SHORT PROBLEM: Answer with one number: the count of lines in the listing below that hold the word "bottom".

MATERIAL PROVIDED:
····················

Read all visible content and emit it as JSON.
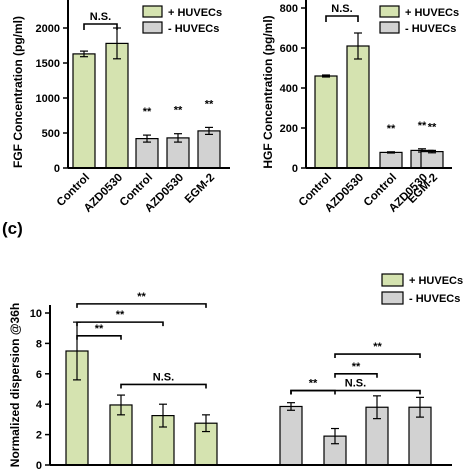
{
  "colors": {
    "with_huvecs": "#d5e3b0",
    "without_huvecs": "#d2d2d2"
  },
  "legend": {
    "with_label": "+ HUVECs",
    "without_label": "- HUVECs"
  },
  "panel_c_label": "(c)",
  "chart_data": [
    {
      "type": "bar",
      "ylabel": "FGF Concentration (pg/ml)",
      "ylim": [
        0,
        2400
      ],
      "yticks": [
        "0",
        "500",
        "1000",
        "1500",
        "2000"
      ],
      "yticks_values": [
        0,
        500,
        1000,
        1500,
        2000
      ],
      "categories": [
        "Control",
        "AZD0530",
        "Control",
        "AZD0530",
        "EGM-2"
      ],
      "values": [
        1630,
        1780,
        420,
        430,
        530
      ],
      "errors": [
        40,
        220,
        50,
        60,
        50
      ],
      "groups": [
        "+",
        "+",
        "-",
        "-",
        "-"
      ],
      "significance": [
        "",
        "",
        "**",
        "**",
        "**"
      ],
      "bracket_label": "N.S."
    },
    {
      "type": "bar",
      "ylabel": "HGF Concentration (pg/ml)",
      "ylim": [
        0,
        820
      ],
      "yticks": [
        "0",
        "200",
        "400",
        "600",
        "800"
      ],
      "yticks_values": [
        0,
        200,
        400,
        600,
        800
      ],
      "categories": [
        "Control",
        "AZD0530",
        "Control",
        "AZD0530",
        "EGM-2"
      ],
      "values": [
        460,
        610,
        78,
        88,
        82
      ],
      "errors": [
        5,
        65,
        3,
        8,
        6
      ],
      "groups": [
        "+",
        "+",
        "-",
        "-",
        "-"
      ],
      "significance": [
        "",
        "",
        "**",
        "**",
        "**"
      ],
      "bracket_label": "N.S."
    },
    {
      "type": "bar",
      "ylabel": "Normalized dispersion @36h",
      "ylim": [
        0,
        10
      ],
      "yticks": [
        "0",
        "2",
        "4",
        "6",
        "8",
        "10"
      ],
      "yticks_values": [
        0,
        2,
        4,
        6,
        8,
        10
      ],
      "values": [
        7.5,
        3.95,
        3.25,
        2.75,
        3.85,
        1.9,
        3.8,
        3.8
      ],
      "errors": [
        1.9,
        0.65,
        0.75,
        0.55,
        0.25,
        0.5,
        0.75,
        0.65
      ],
      "groups": [
        "+",
        "+",
        "+",
        "+",
        "-",
        "-",
        "-",
        "-"
      ],
      "sig_brackets": [
        {
          "from": 0,
          "to": 1,
          "label": "**",
          "y": 8.5
        },
        {
          "from": 0,
          "to": 2,
          "label": "**",
          "y": 9.4
        },
        {
          "from": 0,
          "to": 3,
          "label": "**",
          "y": 10.6
        },
        {
          "from": 1,
          "to": 3,
          "label": "N.S.",
          "y": 5.3
        },
        {
          "from": 4,
          "to": 5,
          "label": "**",
          "y": 4.9
        },
        {
          "from": 5,
          "to": 6,
          "label": "**",
          "y": 6.0
        },
        {
          "from": 5,
          "to": 7,
          "label": "**",
          "y": 7.3
        },
        {
          "from": 4,
          "to": 7,
          "label": "N.S.",
          "y": 4.9
        }
      ]
    }
  ]
}
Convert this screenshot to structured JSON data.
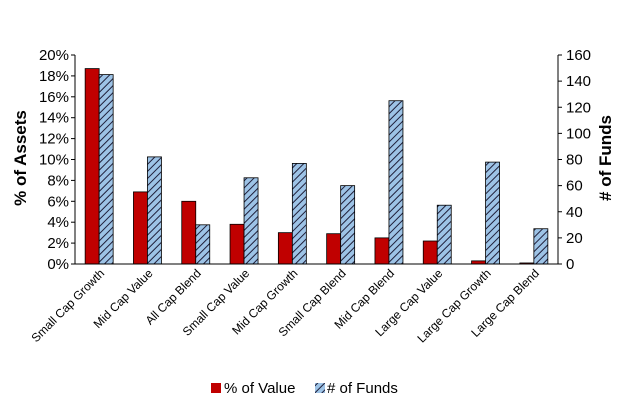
{
  "chart_data": {
    "type": "bar",
    "categories": [
      "Small Cap Growth",
      "Mid Cap Value",
      "All Cap Blend",
      "Small Cap Value",
      "Mid Cap Growth",
      "Small Cap Blend",
      "Mid Cap Blend",
      "Large Cap Value",
      "Large Cap Growth",
      "Large Cap Blend"
    ],
    "series": [
      {
        "name": "% of Value",
        "axis": "left",
        "color": "#c00000",
        "values": [
          18.7,
          6.9,
          6.0,
          3.8,
          3.0,
          2.9,
          2.5,
          2.2,
          0.3,
          0.1
        ]
      },
      {
        "name": "# of Funds",
        "axis": "right",
        "color": "#9dc3e6",
        "pattern": "diagonal-hatch",
        "values": [
          145,
          82,
          30,
          66,
          77,
          60,
          125,
          45,
          78,
          27
        ]
      }
    ],
    "ylabel": "% of Assets",
    "ylabel_right": "# of Funds",
    "ylim": [
      0,
      20
    ],
    "ylim_right": [
      0,
      160
    ],
    "yticks_left": [
      "0%",
      "2%",
      "4%",
      "6%",
      "8%",
      "10%",
      "12%",
      "14%",
      "16%",
      "18%",
      "20%"
    ],
    "yticks_right": [
      "0",
      "20",
      "40",
      "60",
      "80",
      "100",
      "120",
      "140",
      "160"
    ],
    "grid": false,
    "legend": "bottom"
  }
}
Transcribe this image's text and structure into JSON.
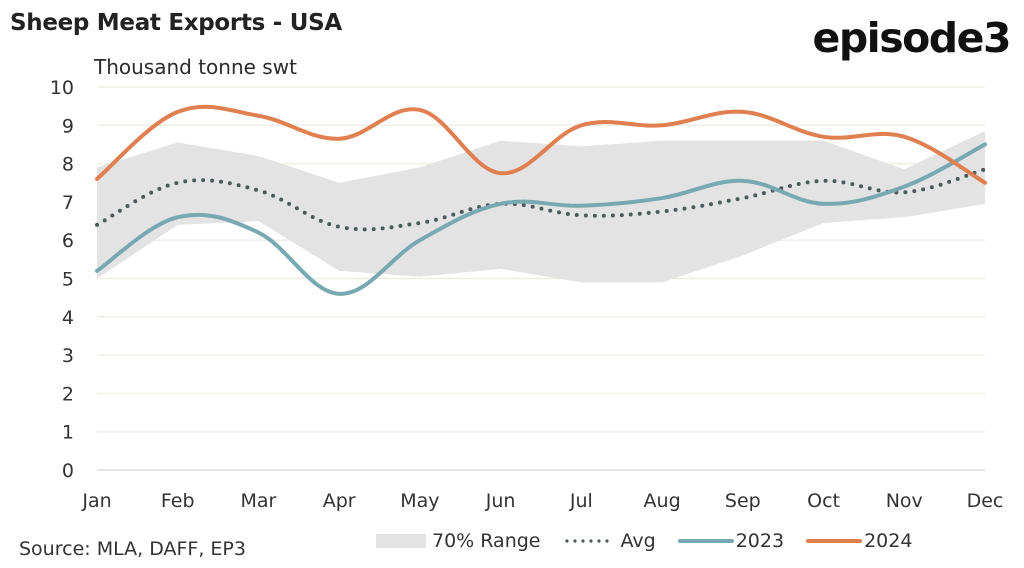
{
  "header": {
    "title": "Sheep Meat Exports - USA",
    "brand": "episode3",
    "unit_label": "Thousand tonne swt"
  },
  "footer": {
    "source": "Source: MLA, DAFF, EP3"
  },
  "colors": {
    "range": "#e3e3e3",
    "avg": "#4d5a5c",
    "y2023": "#78a9b0",
    "y2024": "#e07f4f",
    "grid": "#efeee6"
  },
  "legend": [
    {
      "key": "range",
      "label": "70% Range"
    },
    {
      "key": "avg",
      "label": "Avg"
    },
    {
      "key": "y2023",
      "label": "2023"
    },
    {
      "key": "y2024",
      "label": "2024"
    }
  ],
  "chart_data": {
    "type": "line",
    "title": "Sheep Meat Exports - USA",
    "xlabel": "",
    "ylabel": "Thousand tonne swt",
    "ylim": [
      0,
      10
    ],
    "yticks": [
      "0",
      "1",
      "2",
      "3",
      "4",
      "5",
      "6",
      "7",
      "8",
      "9",
      "10"
    ],
    "grid": true,
    "legend_position": "bottom",
    "categories": [
      "Jan",
      "Feb",
      "Mar",
      "Apr",
      "May",
      "Jun",
      "Jul",
      "Aug",
      "Sep",
      "Oct",
      "Nov",
      "Dec"
    ],
    "range_band": {
      "name": "70% Range",
      "upper": [
        7.9,
        8.55,
        8.2,
        7.5,
        7.9,
        8.6,
        8.45,
        8.6,
        8.6,
        8.6,
        7.85,
        8.85
      ],
      "lower": [
        5.0,
        6.4,
        6.5,
        5.2,
        5.05,
        5.25,
        4.9,
        4.9,
        5.6,
        6.45,
        6.6,
        6.95
      ]
    },
    "series": [
      {
        "name": "Avg",
        "style": "dotted",
        "values": [
          6.4,
          7.5,
          7.3,
          6.35,
          6.45,
          6.95,
          6.65,
          6.75,
          7.1,
          7.55,
          7.25,
          7.85
        ]
      },
      {
        "name": "2023",
        "style": "solid",
        "values": [
          5.2,
          6.6,
          6.2,
          4.6,
          6.0,
          6.95,
          6.9,
          7.1,
          7.55,
          6.95,
          7.4,
          8.5
        ]
      },
      {
        "name": "2024",
        "style": "solid",
        "values": [
          7.6,
          9.35,
          9.25,
          8.65,
          9.4,
          7.75,
          9.0,
          9.0,
          9.35,
          8.7,
          8.7,
          7.5
        ]
      }
    ]
  }
}
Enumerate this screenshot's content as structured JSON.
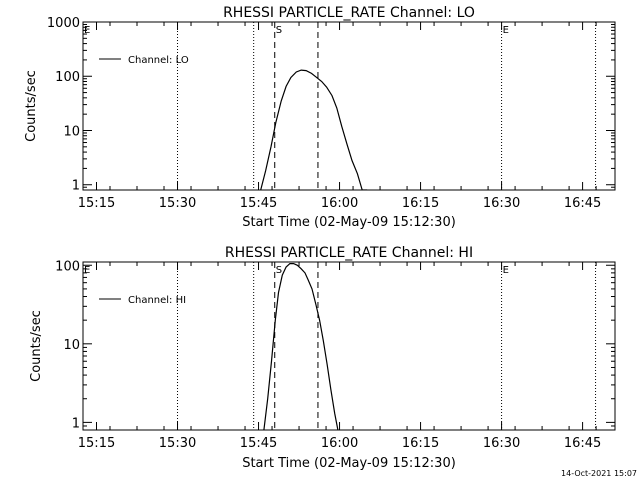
{
  "chart_data": [
    {
      "type": "line",
      "title": "RHESSI PARTICLE_RATE Channel: LO",
      "xlabel": "Start Time (02-May-09 15:12:30)",
      "ylabel": "Counts/sec",
      "yscale": "log",
      "ylim": [
        0.8,
        1000
      ],
      "xlim": [
        0,
        98.5
      ],
      "xticks": [
        {
          "x": 2.5,
          "label": "15:15"
        },
        {
          "x": 17.5,
          "label": "15:30"
        },
        {
          "x": 32.5,
          "label": "15:45"
        },
        {
          "x": 47.5,
          "label": "16:00"
        },
        {
          "x": 62.5,
          "label": "16:15"
        },
        {
          "x": 77.5,
          "label": "16:30"
        },
        {
          "x": 92.5,
          "label": "16:45"
        }
      ],
      "yticks": [
        {
          "y": 1,
          "label": "1"
        },
        {
          "y": 10,
          "label": "10"
        },
        {
          "y": 100,
          "label": "100"
        },
        {
          "y": 1000,
          "label": "1000"
        }
      ],
      "legend": {
        "label": "Channel: LO",
        "position": "top-left"
      },
      "series": [
        {
          "name": "Channel: LO",
          "x": [
            32.9,
            33.8,
            34.8,
            35.7,
            36.7,
            37.6,
            38.5,
            39.5,
            40.4,
            41.3,
            42.3,
            43.2,
            44.2,
            45.1,
            46.1,
            47.0,
            47.9,
            48.9,
            49.8,
            50.8,
            51.7,
            52.6
          ],
          "y": [
            0.8,
            1.8,
            5,
            14,
            35,
            65,
            95,
            120,
            130,
            127,
            113,
            96,
            80,
            63,
            44,
            26,
            12,
            5.5,
            2.8,
            1.6,
            0.8,
            0.8
          ]
        }
      ],
      "markers": [
        {
          "kind": "dashed",
          "x": 35.5,
          "label": "S"
        },
        {
          "kind": "dashed",
          "x": 43.5,
          "label": ""
        },
        {
          "kind": "dotted",
          "x": 0,
          "label": "E"
        },
        {
          "kind": "dotted",
          "x": 17.5,
          "label": ""
        },
        {
          "kind": "dotted",
          "x": 31.6,
          "label": ""
        },
        {
          "kind": "dotted",
          "x": 77.5,
          "label": "E"
        },
        {
          "kind": "dotted",
          "x": 94.9,
          "label": ""
        }
      ]
    },
    {
      "type": "line",
      "title": "RHESSI PARTICLE_RATE Channel: HI",
      "xlabel": "Start Time (02-May-09 15:12:30)",
      "ylabel": "Counts/sec",
      "yscale": "log",
      "ylim": [
        0.8,
        110
      ],
      "xlim": [
        0,
        98.5
      ],
      "xticks": [
        {
          "x": 2.5,
          "label": "15:15"
        },
        {
          "x": 17.5,
          "label": "15:30"
        },
        {
          "x": 32.5,
          "label": "15:45"
        },
        {
          "x": 47.5,
          "label": "16:00"
        },
        {
          "x": 62.5,
          "label": "16:15"
        },
        {
          "x": 77.5,
          "label": "16:30"
        },
        {
          "x": 92.5,
          "label": "16:45"
        }
      ],
      "yticks": [
        {
          "y": 1,
          "label": "1"
        },
        {
          "y": 10,
          "label": "10"
        },
        {
          "y": 100,
          "label": "100"
        }
      ],
      "legend": {
        "label": "Channel: HI",
        "position": "top-left"
      },
      "series": [
        {
          "name": "Channel: HI",
          "x": [
            33.5,
            34.2,
            34.9,
            35.6,
            36.2,
            36.9,
            37.6,
            38.3,
            39.0,
            39.7,
            40.4,
            41.1,
            41.7,
            42.4,
            43.1,
            43.8,
            44.5,
            45.2,
            45.9,
            46.6,
            47.2
          ],
          "y": [
            0.8,
            2.0,
            6,
            20,
            45,
            75,
            95,
            105,
            105,
            100,
            90,
            80,
            65,
            50,
            32,
            20,
            11,
            5.5,
            2.6,
            1.3,
            0.8
          ]
        }
      ],
      "markers": [
        {
          "kind": "dashed",
          "x": 35.5,
          "label": "S"
        },
        {
          "kind": "dashed",
          "x": 43.5,
          "label": ""
        },
        {
          "kind": "dotted",
          "x": 0,
          "label": "E"
        },
        {
          "kind": "dotted",
          "x": 17.5,
          "label": ""
        },
        {
          "kind": "dotted",
          "x": 31.6,
          "label": ""
        },
        {
          "kind": "dotted",
          "x": 77.5,
          "label": "E"
        },
        {
          "kind": "dotted",
          "x": 94.9,
          "label": ""
        }
      ]
    }
  ],
  "footer": {
    "timestamp": "14-Oct-2021 15:07"
  }
}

····················

ANSWER BELOW: 2